— BEGIN Source passage —

A brief word of thanks to all who contributed to a great conference
experience. I remembered once again what it is that I originally found so
appealing about the Twain bunch!
I also invite anyone out there listening to describe whatever highlights
they took home with them from Elmira. This will benefit the folks who could
not make it. But it will also edify folks like me, insofar as it will allow
us to process so much information, and to remember a great time.
By way of example, here are a few things that really struck me:
1. I was inspired by the several awards to people for long and diligent
service. I am always encouraged by that sort of thing--meaning, it gives me
great courage to see people honored. In particular, as a visual image, I
was moved by Tom Tenney's difficult struggle to the stage to receive his
award. That struggle, brought about by some physical difficulties, moved me
quite a lot--it seemed to capture what struggles we all must deal with as we
"climb the stairs." As Langston Hughes once wrote, life ain't been no
crystal stair (or something like that). Congratulations to Tom and the
2. It was a great joy seeing, and talking to, so many internationals. In
particular, there must have been at least 10-15 folks from east Asia, mostly
from Japan but several from Korea and China. Bravo to them for the long
trip, and maybe we should take a moment to think a little more deeply about
how we can disseminate some of their ideas about Twain to the largely
American and British scholarly community. Related to that was the ending
panel, in which several people mentioned this desire for connectedness and
for a better understanding of different cultural responses as a future
direction in Twain studies.

— END Source passage —

### Given exercise a
Lay out every line of the records as a numbered list, skipping blank lines and omitting the picture.

— BEGIN Exercise material —

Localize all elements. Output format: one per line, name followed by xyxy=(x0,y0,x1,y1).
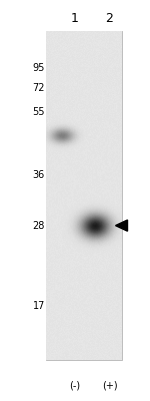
Text: (+): (+) xyxy=(102,380,117,390)
Text: 36: 36 xyxy=(33,170,45,180)
Text: 28: 28 xyxy=(33,220,45,230)
Text: 55: 55 xyxy=(33,107,45,117)
Text: 1: 1 xyxy=(71,12,79,24)
Text: 72: 72 xyxy=(33,83,45,93)
Polygon shape xyxy=(116,221,128,232)
Text: (-): (-) xyxy=(69,380,81,390)
Text: 2: 2 xyxy=(106,12,113,24)
Bar xyxy=(46,32,122,360)
Text: 95: 95 xyxy=(33,63,45,73)
Text: 17: 17 xyxy=(33,300,45,310)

— END Exercise material —

### Given exercise b
According to the conference note, why does the writer invite others to share the highlights they took home from Elmira? Answer in one to three sentences.

### Written answer a
1. Localize all elements. Output format: one per line, name followed by xyxy=(x0,y0,x1,y1).
2. Text: (+): (+) xyxy=(102,380,117,390)
3. Text: 36: 36 xyxy=(33,170,45,180)
4. Text: 28: 28 xyxy=(33,220,45,230)
5. Text: 55: 55 xyxy=(33,107,45,117)
6. Text: 1: 1 xyxy=(71,12,79,24)
7. Text: 72: 72 xyxy=(33,83,45,93)
8. Polygon shape xyxy=(116,221,128,232)
9. Text: (-): (-) xyxy=(69,380,81,390)
10. Text: 2: 2 xyxy=(106,12,113,24)
11. Bar xyxy=(46,32,122,360)
12. Text: 95: 95 xyxy=(33,63,45,73)
13. Text: 17: 17 xyxy=(33,300,45,310)

### Written answer b
Sharing highlights will benefit the people who could not attend. It will also help attendees like the writer process a large amount of information and remember a great time.